**Records to use:**

++++

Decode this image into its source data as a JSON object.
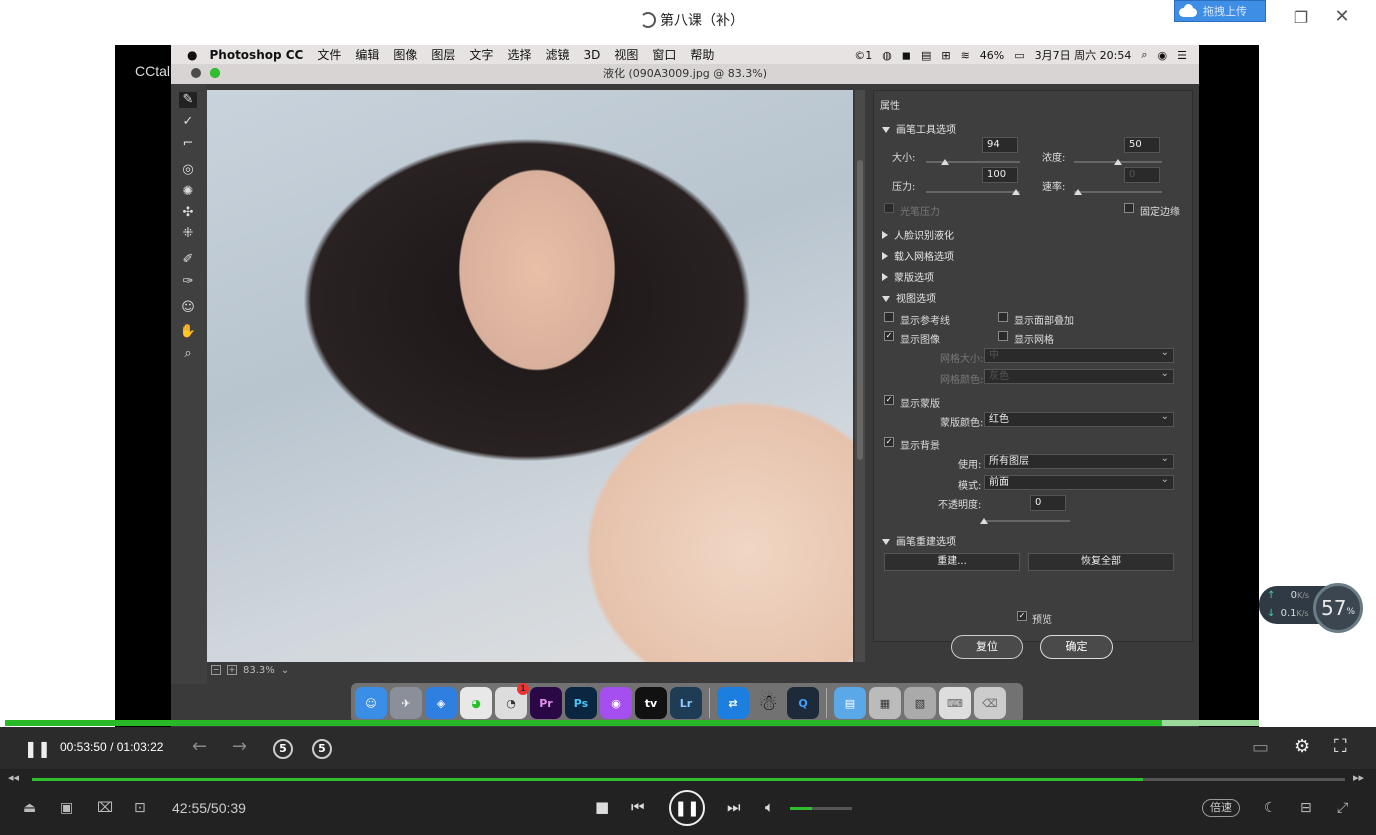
{
  "window": {
    "title": "第八课（补）",
    "upload_label": "拖拽上传",
    "restore_icon": "restore-icon",
    "close_icon": "close-icon"
  },
  "watermark": "CCtalk",
  "mac_menubar": {
    "app": "Photoshop CC",
    "items": [
      "文件",
      "编辑",
      "图像",
      "图层",
      "文字",
      "选择",
      "滤镜",
      "3D",
      "视图",
      "窗口",
      "帮助"
    ],
    "status": {
      "notif": "1",
      "battery": "46%",
      "datetime": "3月7日 周六 20:54"
    }
  },
  "liquify": {
    "title": "液化 (090A3009.jpg @ 83.3%)",
    "zoom": "83.3%",
    "properties_title": "属性",
    "brush_section": "画笔工具选项",
    "size_label": "大小:",
    "size_value": "94",
    "density_label": "浓度:",
    "density_value": "50",
    "pressure_label": "压力:",
    "pressure_value": "100",
    "rate_label": "速率:",
    "rate_value": "0",
    "stylus_label": "光笔压力",
    "pin_edges_label": "固定边缘",
    "sections_collapsed": [
      "人脸识别液化",
      "载入网格选项",
      "蒙版选项"
    ],
    "view_section": "视图选项",
    "show_guides": "显示参考线",
    "show_face_overlay": "显示面部叠加",
    "show_image": "显示图像",
    "show_mesh": "显示网格",
    "mesh_size_label": "网格大小:",
    "mesh_size_value": "中",
    "mesh_color_label": "网格颜色:",
    "mesh_color_value": "灰色",
    "show_mask": "显示蒙版",
    "mask_color_label": "蒙版颜色:",
    "mask_color_value": "红色",
    "show_backdrop": "显示背景",
    "use_label": "使用:",
    "use_value": "所有图层",
    "mode_label": "模式:",
    "mode_value": "前面",
    "opacity_label": "不透明度:",
    "opacity_value": "0",
    "reconstruct_section": "画笔重建选项",
    "reconstruct_btn": "重建...",
    "restore_all_btn": "恢复全部",
    "preview_label": "预览",
    "reset_btn": "复位",
    "ok_btn": "确定"
  },
  "dock": {
    "badge": "1",
    "apps": [
      "Pr",
      "Ps",
      "Lr"
    ]
  },
  "netspeed": {
    "up": "0",
    "up_unit": "K/s",
    "down": "0.1",
    "down_unit": "K/s",
    "percent": "57",
    "percent_unit": "%"
  },
  "player": {
    "current_time": "00:53:50",
    "separator": "/",
    "total_time": "01:03:22",
    "progress": 0.923,
    "skip_back": "5",
    "skip_forward": "5",
    "bottom_time": "42:55/50:39",
    "bottom_progress": 0.846,
    "volume": 0.35,
    "speed_label": "倍速"
  }
}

++++

**Given request:**
Give the entries again word for word, but skip the pictures.

**Written response:**
Decode this image into its source data as a JSON object.
{
  "window": {
    "title": "第八课（补）",
    "upload_label": "拖拽上传",
    "restore_icon": "restore-icon",
    "close_icon": "close-icon"
  },
  "watermark": "CCtalk",
  "mac_menubar": {
    "app": "Photoshop CC",
    "items": [
      "文件",
      "编辑",
      "图像",
      "图层",
      "文字",
      "选择",
      "滤镜",
      "3D",
      "视图",
      "窗口",
      "帮助"
    ],
    "status": {
      "notif": "1",
      "battery": "46%",
      "datetime": "3月7日 周六 20:54"
    }
  },
  "liquify": {
    "title": "液化 (090A3009.jpg @ 83.3%)",
    "zoom": "83.3%",
    "properties_title": "属性",
    "brush_section": "画笔工具选项",
    "size_label": "大小:",
    "size_value": "94",
    "density_label": "浓度:",
    "density_value": "50",
    "pressure_label": "压力:",
    "pressure_value": "100",
    "rate_label": "速率:",
    "rate_value": "0",
    "stylus_label": "光笔压力",
    "pin_edges_label": "固定边缘",
    "sections_collapsed": [
      "人脸识别液化",
      "载入网格选项",
      "蒙版选项"
    ],
    "view_section": "视图选项",
    "show_guides": "显示参考线",
    "show_face_overlay": "显示面部叠加",
    "show_image": "显示图像",
    "show_mesh": "显示网格",
    "mesh_size_label": "网格大小:",
    "mesh_size_value": "中",
    "mesh_color_label": "网格颜色:",
    "mesh_color_value": "灰色",
    "show_mask": "显示蒙版",
    "mask_color_label": "蒙版颜色:",
    "mask_color_value": "红色",
    "show_backdrop": "显示背景",
    "use_label": "使用:",
    "use_value": "所有图层",
    "mode_label": "模式:",
    "mode_value": "前面",
    "opacity_label": "不透明度:",
    "opacity_value": "0",
    "reconstruct_section": "画笔重建选项",
    "reconstruct_btn": "重建...",
    "restore_all_btn": "恢复全部",
    "preview_label": "预览",
    "reset_btn": "复位",
    "ok_btn": "确定"
  },
  "dock": {
    "badge": "1",
    "apps": [
      "Pr",
      "Ps",
      "Lr"
    ]
  },
  "netspeed": {
    "up": "0",
    "up_unit": "K/s",
    "down": "0.1",
    "down_unit": "K/s",
    "percent": "57",
    "percent_unit": "%"
  },
  "player": {
    "current_time": "00:53:50",
    "separator": "/",
    "total_time": "01:03:22",
    "progress": 0.923,
    "skip_back": "5",
    "skip_forward": "5",
    "bottom_time": "42:55/50:39",
    "bottom_progress": 0.846,
    "volume": 0.35,
    "speed_label": "倍速"
  }
}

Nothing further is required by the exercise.